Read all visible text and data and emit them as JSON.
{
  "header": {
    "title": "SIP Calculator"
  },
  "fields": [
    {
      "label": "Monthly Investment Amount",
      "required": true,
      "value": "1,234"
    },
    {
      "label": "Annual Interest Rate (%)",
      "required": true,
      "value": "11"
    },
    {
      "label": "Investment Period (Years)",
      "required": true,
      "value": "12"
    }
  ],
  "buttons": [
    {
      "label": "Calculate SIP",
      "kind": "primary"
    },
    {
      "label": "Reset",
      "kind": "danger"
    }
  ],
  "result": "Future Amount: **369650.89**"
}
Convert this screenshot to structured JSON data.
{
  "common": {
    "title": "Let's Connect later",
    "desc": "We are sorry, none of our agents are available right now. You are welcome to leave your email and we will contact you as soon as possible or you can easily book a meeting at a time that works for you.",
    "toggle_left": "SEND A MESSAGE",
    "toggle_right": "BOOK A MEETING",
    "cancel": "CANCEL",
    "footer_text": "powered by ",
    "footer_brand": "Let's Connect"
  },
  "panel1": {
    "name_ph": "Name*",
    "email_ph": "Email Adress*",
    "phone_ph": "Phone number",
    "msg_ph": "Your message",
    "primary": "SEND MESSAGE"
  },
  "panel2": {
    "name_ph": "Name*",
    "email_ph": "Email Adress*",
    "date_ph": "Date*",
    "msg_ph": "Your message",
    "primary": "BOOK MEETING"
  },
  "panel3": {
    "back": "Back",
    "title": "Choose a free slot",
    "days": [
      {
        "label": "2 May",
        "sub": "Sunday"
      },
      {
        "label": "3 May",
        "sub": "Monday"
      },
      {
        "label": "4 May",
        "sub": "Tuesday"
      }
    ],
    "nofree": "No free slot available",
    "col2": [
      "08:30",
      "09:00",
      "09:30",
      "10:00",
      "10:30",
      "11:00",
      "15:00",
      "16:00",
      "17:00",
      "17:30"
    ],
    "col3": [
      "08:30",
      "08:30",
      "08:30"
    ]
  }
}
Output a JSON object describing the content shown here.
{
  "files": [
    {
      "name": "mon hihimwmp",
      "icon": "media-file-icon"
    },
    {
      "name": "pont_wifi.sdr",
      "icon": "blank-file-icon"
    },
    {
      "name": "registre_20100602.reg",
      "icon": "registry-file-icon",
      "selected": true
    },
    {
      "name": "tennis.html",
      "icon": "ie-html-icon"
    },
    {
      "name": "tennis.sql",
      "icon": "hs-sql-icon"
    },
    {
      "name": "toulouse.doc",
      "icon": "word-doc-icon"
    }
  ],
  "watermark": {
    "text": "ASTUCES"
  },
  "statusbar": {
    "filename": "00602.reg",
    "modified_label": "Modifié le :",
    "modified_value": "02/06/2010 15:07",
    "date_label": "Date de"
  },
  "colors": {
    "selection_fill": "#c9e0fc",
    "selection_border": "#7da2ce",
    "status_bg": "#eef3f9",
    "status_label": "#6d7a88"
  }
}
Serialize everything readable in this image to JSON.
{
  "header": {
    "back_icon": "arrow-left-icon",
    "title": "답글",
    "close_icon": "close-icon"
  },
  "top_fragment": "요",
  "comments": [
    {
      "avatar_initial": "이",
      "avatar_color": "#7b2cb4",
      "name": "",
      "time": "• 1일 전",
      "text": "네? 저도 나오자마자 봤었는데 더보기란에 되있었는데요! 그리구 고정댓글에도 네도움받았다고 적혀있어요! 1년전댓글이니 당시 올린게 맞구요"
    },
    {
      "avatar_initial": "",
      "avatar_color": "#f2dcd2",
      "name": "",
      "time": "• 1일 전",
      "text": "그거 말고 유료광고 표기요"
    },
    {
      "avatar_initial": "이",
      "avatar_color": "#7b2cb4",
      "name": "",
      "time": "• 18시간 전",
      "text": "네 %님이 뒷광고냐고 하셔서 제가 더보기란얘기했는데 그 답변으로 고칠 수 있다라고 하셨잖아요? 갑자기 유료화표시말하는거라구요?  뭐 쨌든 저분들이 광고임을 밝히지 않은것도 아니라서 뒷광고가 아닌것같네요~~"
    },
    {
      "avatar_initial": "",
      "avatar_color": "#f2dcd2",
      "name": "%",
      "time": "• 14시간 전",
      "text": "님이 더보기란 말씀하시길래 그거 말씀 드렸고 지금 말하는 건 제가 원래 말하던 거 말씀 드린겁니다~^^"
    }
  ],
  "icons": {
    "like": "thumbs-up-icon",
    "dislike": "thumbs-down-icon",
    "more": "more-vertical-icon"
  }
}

++++

Direction
Repeat the material above in full, keeping every word.

Expected output
Read all visible text and data and emit them as JSON.
{
  "header": {
    "title": "SIP Calculator"
  },
  "fields": [
    {
      "label": "Monthly Investment Amount",
      "required": true,
      "value": "1,234"
    },
    {
      "label": "Annual Interest Rate (%)",
      "required": true,
      "value": "11"
    },
    {
      "label": "Investment Period (Years)",
      "required": true,
      "value": "12"
    }
  ],
  "buttons": [
    {
      "label": "Calculate SIP",
      "kind": "primary"
    },
    {
      "label": "Reset",
      "kind": "danger"
    }
  ],
  "result": "Future Amount: **369650.89**"
}
Convert this screenshot to structured JSON data.
{
  "common": {
    "title": "Let's Connect later",
    "desc": "We are sorry, none of our agents are available right now. You are welcome to leave your email and we will contact you as soon as possible or you can easily book a meeting at a time that works for you.",
    "toggle_left": "SEND A MESSAGE",
    "toggle_right": "BOOK A MEETING",
    "cancel": "CANCEL",
    "footer_text": "powered by ",
    "footer_brand": "Let's Connect"
  },
  "panel1": {
    "name_ph": "Name*",
    "email_ph": "Email Adress*",
    "phone_ph": "Phone number",
    "msg_ph": "Your message",
    "primary": "SEND MESSAGE"
  },
  "panel2": {
    "name_ph": "Name*",
    "email_ph": "Email Adress*",
    "date_ph": "Date*",
    "msg_ph": "Your message",
    "primary": "BOOK MEETING"
  },
  "panel3": {
    "back": "Back",
    "title": "Choose a free slot",
    "days": [
      {
        "label": "2 May",
        "sub": "Sunday"
      },
      {
        "label": "3 May",
        "sub": "Monday"
      },
      {
        "label": "4 May",
        "sub": "Tuesday"
      }
    ],
    "nofree": "No free slot available",
    "col2": [
      "08:30",
      "09:00",
      "09:30",
      "10:00",
      "10:30",
      "11:00",
      "15:00",
      "16:00",
      "17:00",
      "17:30"
    ],
    "col3": [
      "08:30",
      "08:30",
      "08:30"
    ]
  }
}
Output a JSON object describing the content shown here.
{
  "files": [
    {
      "name": "mon hihimwmp",
      "icon": "media-file-icon"
    },
    {
      "name": "pont_wifi.sdr",
      "icon": "blank-file-icon"
    },
    {
      "name": "registre_20100602.reg",
      "icon": "registry-file-icon",
      "selected": true
    },
    {
      "name": "tennis.html",
      "icon": "ie-html-icon"
    },
    {
      "name": "tennis.sql",
      "icon": "hs-sql-icon"
    },
    {
      "name": "toulouse.doc",
      "icon": "word-doc-icon"
    }
  ],
  "watermark": {
    "text": "ASTUCES"
  },
  "statusbar": {
    "filename": "00602.reg",
    "modified_label": "Modifié le :",
    "modified_value": "02/06/2010 15:07",
    "date_label": "Date de"
  },
  "colors": {
    "selection_fill": "#c9e0fc",
    "selection_border": "#7da2ce",
    "status_bg": "#eef3f9",
    "status_label": "#6d7a88"
  }
}
Serialize everything readable in this image to JSON.
{
  "header": {
    "back_icon": "arrow-left-icon",
    "title": "답글",
    "close_icon": "close-icon"
  },
  "top_fragment": "요",
  "comments": [
    {
      "avatar_initial": "이",
      "avatar_color": "#7b2cb4",
      "name": "",
      "time": "• 1일 전",
      "text": "네? 저도 나오자마자 봤었는데 더보기란에 되있었는데요! 그리구 고정댓글에도 네도움받았다고 적혀있어요! 1년전댓글이니 당시 올린게 맞구요"
    },
    {
      "avatar_initial": "",
      "avatar_color": "#f2dcd2",
      "name": "",
      "time": "• 1일 전",
      "text": "그거 말고 유료광고 표기요"
    },
    {
      "avatar_initial": "이",
      "avatar_color": "#7b2cb4",
      "name": "",
      "time": "• 18시간 전",
      "text": "네 %님이 뒷광고냐고 하셔서 제가 더보기란얘기했는데 그 답변으로 고칠 수 있다라고 하셨잖아요? 갑자기 유료화표시말하는거라구요?  뭐 쨌든 저분들이 광고임을 밝히지 않은것도 아니라서 뒷광고가 아닌것같네요~~"
    },
    {
      "avatar_initial": "",
      "avatar_color": "#f2dcd2",
      "name": "%",
      "time": "• 14시간 전",
      "text": "님이 더보기란 말씀하시길래 그거 말씀 드렸고 지금 말하는 건 제가 원래 말하던 거 말씀 드린겁니다~^^"
    }
  ],
  "icons": {
    "like": "thumbs-up-icon",
    "dislike": "thumbs-down-icon",
    "more": "more-vertical-icon"
  }
}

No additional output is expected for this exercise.